──────── Listing ────────

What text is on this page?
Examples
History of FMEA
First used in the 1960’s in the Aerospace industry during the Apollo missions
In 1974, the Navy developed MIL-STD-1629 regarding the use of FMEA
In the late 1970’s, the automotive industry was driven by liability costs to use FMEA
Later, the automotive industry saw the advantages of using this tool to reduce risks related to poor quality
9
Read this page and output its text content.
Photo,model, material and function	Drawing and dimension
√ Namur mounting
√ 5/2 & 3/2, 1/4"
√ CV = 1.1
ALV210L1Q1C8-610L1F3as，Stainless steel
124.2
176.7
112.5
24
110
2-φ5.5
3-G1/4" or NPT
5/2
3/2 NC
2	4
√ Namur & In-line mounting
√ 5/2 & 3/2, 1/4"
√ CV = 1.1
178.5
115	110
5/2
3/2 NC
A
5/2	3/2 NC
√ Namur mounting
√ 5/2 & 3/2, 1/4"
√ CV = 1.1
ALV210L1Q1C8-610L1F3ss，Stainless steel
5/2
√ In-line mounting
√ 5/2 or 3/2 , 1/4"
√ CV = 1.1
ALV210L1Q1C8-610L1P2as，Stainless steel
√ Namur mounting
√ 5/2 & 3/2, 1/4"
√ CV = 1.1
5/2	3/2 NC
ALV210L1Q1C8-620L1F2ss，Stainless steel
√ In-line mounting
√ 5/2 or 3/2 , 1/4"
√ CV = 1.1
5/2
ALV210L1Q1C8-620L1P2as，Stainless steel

────────

What is expected -
Say how many lines of the data include the word "this". Respond with the number alone.

Result of the task -
3